STATED EXERCISE |
Identify every line containing the word "JSON" and reproduce each one.

DATA FOR THIS EXERCISE |
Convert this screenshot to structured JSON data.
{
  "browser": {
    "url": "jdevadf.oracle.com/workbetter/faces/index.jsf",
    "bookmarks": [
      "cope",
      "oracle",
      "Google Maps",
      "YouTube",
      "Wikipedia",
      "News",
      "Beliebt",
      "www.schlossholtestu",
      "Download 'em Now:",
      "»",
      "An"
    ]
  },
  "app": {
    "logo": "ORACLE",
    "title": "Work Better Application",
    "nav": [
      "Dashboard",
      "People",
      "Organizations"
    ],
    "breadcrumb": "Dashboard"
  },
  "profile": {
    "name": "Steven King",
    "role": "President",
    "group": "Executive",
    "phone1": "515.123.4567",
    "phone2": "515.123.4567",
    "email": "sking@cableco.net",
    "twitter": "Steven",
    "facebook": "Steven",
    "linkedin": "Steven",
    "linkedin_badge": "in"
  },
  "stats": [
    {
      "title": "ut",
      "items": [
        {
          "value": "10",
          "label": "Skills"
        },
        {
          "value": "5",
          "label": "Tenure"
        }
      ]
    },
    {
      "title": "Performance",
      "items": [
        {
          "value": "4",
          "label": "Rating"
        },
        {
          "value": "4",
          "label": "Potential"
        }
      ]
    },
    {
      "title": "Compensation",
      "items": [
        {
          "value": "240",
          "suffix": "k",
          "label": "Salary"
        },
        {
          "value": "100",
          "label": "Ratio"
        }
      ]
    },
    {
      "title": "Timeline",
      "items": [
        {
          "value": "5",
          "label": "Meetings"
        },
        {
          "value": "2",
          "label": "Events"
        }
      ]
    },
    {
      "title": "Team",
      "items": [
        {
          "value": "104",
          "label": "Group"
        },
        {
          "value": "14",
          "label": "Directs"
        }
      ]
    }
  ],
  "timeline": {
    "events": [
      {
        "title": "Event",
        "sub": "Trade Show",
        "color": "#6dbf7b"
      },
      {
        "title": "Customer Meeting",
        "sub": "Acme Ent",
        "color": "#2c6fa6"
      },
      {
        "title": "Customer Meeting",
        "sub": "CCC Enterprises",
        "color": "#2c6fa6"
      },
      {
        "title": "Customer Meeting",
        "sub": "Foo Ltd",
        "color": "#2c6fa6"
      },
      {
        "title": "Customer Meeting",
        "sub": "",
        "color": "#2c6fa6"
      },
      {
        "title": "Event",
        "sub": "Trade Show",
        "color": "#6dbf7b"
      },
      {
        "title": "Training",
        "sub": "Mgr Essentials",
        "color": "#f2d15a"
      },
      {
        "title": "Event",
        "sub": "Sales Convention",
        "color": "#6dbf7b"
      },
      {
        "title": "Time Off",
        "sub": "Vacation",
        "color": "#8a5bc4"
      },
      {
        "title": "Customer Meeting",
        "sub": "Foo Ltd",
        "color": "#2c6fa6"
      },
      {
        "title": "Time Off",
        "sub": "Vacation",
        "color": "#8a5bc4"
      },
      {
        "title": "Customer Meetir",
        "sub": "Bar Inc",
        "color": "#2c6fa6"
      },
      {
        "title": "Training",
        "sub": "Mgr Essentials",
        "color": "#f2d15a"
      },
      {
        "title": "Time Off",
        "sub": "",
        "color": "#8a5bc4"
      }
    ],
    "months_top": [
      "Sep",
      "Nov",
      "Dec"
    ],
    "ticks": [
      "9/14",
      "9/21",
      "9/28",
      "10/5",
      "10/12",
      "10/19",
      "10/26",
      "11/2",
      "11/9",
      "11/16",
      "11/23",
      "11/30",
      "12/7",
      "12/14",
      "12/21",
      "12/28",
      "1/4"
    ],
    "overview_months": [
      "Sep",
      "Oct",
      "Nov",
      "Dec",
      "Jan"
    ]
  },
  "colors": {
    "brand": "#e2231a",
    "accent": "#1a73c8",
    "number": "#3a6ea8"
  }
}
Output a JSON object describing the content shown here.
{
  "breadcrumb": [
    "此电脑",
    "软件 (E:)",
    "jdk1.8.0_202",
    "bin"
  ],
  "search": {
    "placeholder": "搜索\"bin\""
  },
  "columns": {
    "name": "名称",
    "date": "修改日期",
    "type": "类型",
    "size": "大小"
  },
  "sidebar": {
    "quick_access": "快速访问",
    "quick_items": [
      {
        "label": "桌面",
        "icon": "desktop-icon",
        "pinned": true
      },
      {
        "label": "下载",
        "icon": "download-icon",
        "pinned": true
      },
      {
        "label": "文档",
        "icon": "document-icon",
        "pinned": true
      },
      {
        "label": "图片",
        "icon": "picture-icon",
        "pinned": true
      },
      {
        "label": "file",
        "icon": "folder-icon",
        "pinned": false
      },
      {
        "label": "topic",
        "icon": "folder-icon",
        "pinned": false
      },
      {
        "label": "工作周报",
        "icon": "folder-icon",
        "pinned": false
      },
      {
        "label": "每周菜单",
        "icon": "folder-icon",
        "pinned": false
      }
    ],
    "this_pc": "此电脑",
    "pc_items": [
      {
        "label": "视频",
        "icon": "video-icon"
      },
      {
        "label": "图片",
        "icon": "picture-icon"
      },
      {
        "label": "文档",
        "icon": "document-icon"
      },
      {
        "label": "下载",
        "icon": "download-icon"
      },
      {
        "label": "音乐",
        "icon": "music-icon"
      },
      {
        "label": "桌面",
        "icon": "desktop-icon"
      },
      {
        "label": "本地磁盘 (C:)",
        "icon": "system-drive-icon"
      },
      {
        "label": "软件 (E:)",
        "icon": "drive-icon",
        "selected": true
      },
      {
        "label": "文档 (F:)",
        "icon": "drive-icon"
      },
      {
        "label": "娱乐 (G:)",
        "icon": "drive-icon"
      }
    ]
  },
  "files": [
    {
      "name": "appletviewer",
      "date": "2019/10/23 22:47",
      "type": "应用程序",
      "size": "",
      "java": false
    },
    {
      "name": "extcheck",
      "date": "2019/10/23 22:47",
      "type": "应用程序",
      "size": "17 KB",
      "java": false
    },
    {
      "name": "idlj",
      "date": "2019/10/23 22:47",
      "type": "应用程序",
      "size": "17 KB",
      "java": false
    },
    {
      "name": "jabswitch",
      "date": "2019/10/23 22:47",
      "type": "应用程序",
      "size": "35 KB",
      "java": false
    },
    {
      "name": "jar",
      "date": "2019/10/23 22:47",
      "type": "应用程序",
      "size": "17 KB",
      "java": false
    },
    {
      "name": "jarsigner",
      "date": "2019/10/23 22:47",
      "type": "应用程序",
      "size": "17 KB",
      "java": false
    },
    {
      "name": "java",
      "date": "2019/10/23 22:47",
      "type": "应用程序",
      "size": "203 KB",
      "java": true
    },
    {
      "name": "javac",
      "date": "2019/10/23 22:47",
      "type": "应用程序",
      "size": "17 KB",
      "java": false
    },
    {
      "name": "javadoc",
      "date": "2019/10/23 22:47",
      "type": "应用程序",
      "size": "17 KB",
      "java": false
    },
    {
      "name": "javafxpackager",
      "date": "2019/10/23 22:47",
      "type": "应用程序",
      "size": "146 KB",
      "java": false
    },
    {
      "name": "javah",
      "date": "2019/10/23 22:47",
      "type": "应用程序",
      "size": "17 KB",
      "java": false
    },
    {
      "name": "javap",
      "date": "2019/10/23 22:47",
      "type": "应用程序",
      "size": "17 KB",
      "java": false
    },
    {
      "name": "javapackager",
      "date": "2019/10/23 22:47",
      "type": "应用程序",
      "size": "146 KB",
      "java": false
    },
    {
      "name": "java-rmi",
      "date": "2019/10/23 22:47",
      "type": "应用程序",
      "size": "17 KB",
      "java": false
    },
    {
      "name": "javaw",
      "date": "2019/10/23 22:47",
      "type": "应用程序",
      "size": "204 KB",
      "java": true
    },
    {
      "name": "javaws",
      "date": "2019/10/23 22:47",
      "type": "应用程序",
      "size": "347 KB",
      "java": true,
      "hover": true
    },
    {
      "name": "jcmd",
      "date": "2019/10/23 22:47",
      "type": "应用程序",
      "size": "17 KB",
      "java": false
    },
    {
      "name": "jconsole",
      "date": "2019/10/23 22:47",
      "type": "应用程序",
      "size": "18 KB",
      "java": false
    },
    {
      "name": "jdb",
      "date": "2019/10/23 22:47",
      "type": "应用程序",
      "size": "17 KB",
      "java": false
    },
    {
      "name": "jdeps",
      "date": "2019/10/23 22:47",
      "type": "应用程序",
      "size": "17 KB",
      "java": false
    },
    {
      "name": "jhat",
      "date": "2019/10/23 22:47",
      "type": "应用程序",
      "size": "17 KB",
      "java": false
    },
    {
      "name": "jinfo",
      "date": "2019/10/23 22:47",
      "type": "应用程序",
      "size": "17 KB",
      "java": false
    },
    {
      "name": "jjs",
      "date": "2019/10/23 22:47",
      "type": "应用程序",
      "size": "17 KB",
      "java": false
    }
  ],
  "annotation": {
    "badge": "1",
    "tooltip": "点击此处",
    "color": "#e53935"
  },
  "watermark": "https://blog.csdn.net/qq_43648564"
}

WRITTEN ANSWER |
Convert this screenshot to structured JSON data.
Output a JSON object describing the content shown here.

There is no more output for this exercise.